GOAL – Scan the listing below and copy every line holding "icon".

------------------------

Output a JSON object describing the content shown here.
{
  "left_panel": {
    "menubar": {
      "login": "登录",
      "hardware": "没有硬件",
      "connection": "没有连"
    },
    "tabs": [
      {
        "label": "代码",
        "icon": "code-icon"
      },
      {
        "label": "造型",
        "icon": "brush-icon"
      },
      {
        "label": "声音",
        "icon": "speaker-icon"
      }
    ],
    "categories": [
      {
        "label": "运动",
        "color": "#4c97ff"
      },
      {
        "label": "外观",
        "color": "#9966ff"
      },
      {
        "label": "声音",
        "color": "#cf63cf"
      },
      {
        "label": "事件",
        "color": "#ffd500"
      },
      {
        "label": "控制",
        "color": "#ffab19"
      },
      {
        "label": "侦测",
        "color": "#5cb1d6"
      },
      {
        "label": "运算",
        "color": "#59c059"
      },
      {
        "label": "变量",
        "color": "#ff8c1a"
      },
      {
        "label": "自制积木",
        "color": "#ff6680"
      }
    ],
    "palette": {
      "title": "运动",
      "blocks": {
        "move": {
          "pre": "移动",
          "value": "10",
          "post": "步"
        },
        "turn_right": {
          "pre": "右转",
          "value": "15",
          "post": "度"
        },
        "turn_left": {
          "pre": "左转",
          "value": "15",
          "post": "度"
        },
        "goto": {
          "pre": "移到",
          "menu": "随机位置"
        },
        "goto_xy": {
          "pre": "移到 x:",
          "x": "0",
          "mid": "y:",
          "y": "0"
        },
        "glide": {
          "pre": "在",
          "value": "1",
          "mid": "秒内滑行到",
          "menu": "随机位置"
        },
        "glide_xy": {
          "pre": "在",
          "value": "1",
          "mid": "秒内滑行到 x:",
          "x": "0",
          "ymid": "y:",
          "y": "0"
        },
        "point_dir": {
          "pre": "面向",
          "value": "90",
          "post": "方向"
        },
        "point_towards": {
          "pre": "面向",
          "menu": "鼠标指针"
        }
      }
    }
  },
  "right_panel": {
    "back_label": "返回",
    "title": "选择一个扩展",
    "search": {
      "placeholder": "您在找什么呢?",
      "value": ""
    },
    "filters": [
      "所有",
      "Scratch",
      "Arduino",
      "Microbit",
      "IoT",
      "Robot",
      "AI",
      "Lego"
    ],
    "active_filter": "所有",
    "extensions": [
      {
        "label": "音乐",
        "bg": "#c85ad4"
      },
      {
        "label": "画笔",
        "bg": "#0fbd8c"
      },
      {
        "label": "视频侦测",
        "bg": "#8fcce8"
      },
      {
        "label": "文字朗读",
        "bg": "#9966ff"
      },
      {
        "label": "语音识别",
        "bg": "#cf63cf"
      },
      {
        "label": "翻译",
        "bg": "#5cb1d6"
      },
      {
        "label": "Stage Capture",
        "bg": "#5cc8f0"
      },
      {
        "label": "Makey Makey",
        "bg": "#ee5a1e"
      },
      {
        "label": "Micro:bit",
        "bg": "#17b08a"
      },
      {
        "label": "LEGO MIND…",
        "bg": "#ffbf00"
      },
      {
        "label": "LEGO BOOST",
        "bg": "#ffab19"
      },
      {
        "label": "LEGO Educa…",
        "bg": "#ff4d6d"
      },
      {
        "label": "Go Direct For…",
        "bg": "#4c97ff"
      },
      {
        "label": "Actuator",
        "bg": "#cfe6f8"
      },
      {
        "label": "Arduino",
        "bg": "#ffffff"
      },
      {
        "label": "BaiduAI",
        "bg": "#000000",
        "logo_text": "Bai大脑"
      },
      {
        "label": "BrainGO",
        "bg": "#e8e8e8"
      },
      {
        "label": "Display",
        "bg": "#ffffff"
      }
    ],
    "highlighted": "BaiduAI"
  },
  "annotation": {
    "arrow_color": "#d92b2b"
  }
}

------------------------

RESULT OF THIS EXERCISE –
        "icon": "code-icon"
        "icon": "brush-icon"
        "icon": "speaker-icon"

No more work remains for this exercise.